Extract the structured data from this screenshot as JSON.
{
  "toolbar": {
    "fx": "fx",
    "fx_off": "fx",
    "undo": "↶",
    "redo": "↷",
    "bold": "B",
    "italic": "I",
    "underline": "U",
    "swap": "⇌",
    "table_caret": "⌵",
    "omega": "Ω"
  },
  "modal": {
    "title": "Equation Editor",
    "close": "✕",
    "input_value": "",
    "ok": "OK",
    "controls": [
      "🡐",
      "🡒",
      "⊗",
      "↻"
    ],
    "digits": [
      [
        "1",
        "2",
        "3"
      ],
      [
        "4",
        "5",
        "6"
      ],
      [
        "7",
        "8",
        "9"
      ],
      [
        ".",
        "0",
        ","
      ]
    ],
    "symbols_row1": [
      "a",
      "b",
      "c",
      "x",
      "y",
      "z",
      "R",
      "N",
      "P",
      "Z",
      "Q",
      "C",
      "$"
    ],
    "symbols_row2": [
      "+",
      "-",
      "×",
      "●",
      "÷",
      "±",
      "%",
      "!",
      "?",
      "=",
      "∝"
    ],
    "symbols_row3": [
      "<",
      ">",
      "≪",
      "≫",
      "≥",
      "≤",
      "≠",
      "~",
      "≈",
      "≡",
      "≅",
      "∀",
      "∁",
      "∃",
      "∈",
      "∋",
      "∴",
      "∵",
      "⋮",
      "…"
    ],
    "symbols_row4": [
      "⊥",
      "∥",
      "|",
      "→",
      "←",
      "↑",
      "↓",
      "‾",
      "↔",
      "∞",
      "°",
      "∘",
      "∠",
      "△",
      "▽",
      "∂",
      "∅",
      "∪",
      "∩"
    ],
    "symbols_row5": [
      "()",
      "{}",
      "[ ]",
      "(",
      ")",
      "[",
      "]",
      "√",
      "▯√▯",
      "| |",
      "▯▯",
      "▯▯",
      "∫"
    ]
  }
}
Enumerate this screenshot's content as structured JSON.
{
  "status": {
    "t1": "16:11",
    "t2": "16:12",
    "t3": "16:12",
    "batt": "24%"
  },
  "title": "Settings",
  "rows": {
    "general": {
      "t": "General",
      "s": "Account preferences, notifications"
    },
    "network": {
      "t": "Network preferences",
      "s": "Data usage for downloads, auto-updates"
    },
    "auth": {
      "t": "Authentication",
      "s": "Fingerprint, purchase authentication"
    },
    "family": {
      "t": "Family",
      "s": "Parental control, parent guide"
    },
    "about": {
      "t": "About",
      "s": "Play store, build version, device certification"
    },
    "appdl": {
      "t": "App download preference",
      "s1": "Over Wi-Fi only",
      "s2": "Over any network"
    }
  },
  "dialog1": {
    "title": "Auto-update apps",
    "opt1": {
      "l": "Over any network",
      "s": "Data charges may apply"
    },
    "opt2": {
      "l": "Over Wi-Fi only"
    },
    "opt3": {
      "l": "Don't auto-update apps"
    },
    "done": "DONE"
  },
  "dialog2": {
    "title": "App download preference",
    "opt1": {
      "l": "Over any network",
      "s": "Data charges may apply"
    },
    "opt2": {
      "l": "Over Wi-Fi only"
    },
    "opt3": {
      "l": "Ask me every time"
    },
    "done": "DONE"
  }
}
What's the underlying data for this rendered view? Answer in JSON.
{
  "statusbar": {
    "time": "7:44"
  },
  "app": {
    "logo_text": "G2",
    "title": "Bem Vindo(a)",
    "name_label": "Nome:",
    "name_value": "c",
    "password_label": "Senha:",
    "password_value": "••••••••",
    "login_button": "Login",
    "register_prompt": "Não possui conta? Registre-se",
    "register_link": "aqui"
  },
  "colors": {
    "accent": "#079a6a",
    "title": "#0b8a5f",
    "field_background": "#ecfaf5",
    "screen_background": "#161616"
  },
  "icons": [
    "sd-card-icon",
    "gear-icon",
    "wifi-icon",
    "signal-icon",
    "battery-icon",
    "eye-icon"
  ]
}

» Goal of the exercise: Give only the number of lines in the material above where the string "title" appears.

» Written response: 6